> **Written exercise**
Reproduce every entry exactly as shown.

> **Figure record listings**
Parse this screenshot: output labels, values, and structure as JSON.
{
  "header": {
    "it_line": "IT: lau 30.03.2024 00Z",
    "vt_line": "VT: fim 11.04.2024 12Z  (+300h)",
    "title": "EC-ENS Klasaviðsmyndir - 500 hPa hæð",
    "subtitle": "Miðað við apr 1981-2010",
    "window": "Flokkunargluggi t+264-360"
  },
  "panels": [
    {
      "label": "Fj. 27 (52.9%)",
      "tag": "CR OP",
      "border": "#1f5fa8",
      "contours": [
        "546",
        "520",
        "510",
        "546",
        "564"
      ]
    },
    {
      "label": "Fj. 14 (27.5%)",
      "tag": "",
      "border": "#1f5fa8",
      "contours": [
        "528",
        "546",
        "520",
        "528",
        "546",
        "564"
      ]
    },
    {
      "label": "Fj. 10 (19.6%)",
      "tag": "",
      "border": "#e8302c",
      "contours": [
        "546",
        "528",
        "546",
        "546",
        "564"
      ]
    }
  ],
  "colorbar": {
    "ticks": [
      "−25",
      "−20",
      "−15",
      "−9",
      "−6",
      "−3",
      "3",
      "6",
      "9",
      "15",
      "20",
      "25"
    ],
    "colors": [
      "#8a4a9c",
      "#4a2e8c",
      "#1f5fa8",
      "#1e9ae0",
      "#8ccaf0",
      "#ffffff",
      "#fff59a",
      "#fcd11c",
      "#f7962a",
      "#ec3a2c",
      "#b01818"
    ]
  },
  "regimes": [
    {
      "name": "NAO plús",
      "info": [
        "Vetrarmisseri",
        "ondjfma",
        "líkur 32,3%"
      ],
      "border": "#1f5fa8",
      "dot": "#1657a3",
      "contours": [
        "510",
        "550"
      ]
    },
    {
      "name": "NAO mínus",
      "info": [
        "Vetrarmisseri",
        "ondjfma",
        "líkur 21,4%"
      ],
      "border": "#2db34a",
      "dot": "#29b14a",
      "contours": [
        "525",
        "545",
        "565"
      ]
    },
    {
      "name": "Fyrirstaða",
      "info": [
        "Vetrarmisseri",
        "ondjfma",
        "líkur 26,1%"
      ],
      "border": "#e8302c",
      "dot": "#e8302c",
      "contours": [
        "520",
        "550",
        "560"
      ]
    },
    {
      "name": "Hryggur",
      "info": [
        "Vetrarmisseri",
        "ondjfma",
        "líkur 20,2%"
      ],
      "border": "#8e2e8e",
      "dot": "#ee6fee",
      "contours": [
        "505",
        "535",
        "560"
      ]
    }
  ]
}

> **Finished task**
Parse this screenshot: output labels, values, and structure as JSON.
{
  "header": {
    "it_line": "IT: lau 30.03.2024 00Z",
    "vt_line": "VT: fim 11.04.2024 12Z  (+300h)",
    "title": "EC-ENS Klasaviðsmyndir - 500 hPa hæð",
    "subtitle": "Miðað við apr 1981-2010",
    "window": "Flokkunargluggi t+264-360"
  },
  "panels": [
    {
      "label": "Fj. 27 (52.9%)",
      "tag": "CR OP",
      "border": "#1f5fa8",
      "contours": [
        "546",
        "520",
        "510",
        "546",
        "564"
      ]
    },
    {
      "label": "Fj. 14 (27.5%)",
      "tag": "",
      "border": "#1f5fa8",
      "contours": [
        "528",
        "546",
        "520",
        "528",
        "546",
        "564"
      ]
    },
    {
      "label": "Fj. 10 (19.6%)",
      "tag": "",
      "border": "#e8302c",
      "contours": [
        "546",
        "528",
        "546",
        "546",
        "564"
      ]
    }
  ],
  "colorbar": {
    "ticks": [
      "−25",
      "−20",
      "−15",
      "−9",
      "−6",
      "−3",
      "3",
      "6",
      "9",
      "15",
      "20",
      "25"
    ],
    "colors": [
      "#8a4a9c",
      "#4a2e8c",
      "#1f5fa8",
      "#1e9ae0",
      "#8ccaf0",
      "#ffffff",
      "#fff59a",
      "#fcd11c",
      "#f7962a",
      "#ec3a2c",
      "#b01818"
    ]
  },
  "regimes": [
    {
      "name": "NAO plús",
      "info": [
        "Vetrarmisseri",
        "ondjfma",
        "líkur 32,3%"
      ],
      "border": "#1f5fa8",
      "dot": "#1657a3",
      "contours": [
        "510",
        "550"
      ]
    },
    {
      "name": "NAO mínus",
      "info": [
        "Vetrarmisseri",
        "ondjfma",
        "líkur 21,4%"
      ],
      "border": "#2db34a",
      "dot": "#29b14a",
      "contours": [
        "525",
        "545",
        "565"
      ]
    },
    {
      "name": "Fyrirstaða",
      "info": [
        "Vetrarmisseri",
        "ondjfma",
        "líkur 26,1%"
      ],
      "border": "#e8302c",
      "dot": "#e8302c",
      "contours": [
        "520",
        "550",
        "560"
      ]
    },
    {
      "name": "Hryggur",
      "info": [
        "Vetrarmisseri",
        "ondjfma",
        "líkur 20,2%"
      ],
      "border": "#8e2e8e",
      "dot": "#ee6fee",
      "contours": [
        "505",
        "535",
        "560"
      ]
    }
  ]
}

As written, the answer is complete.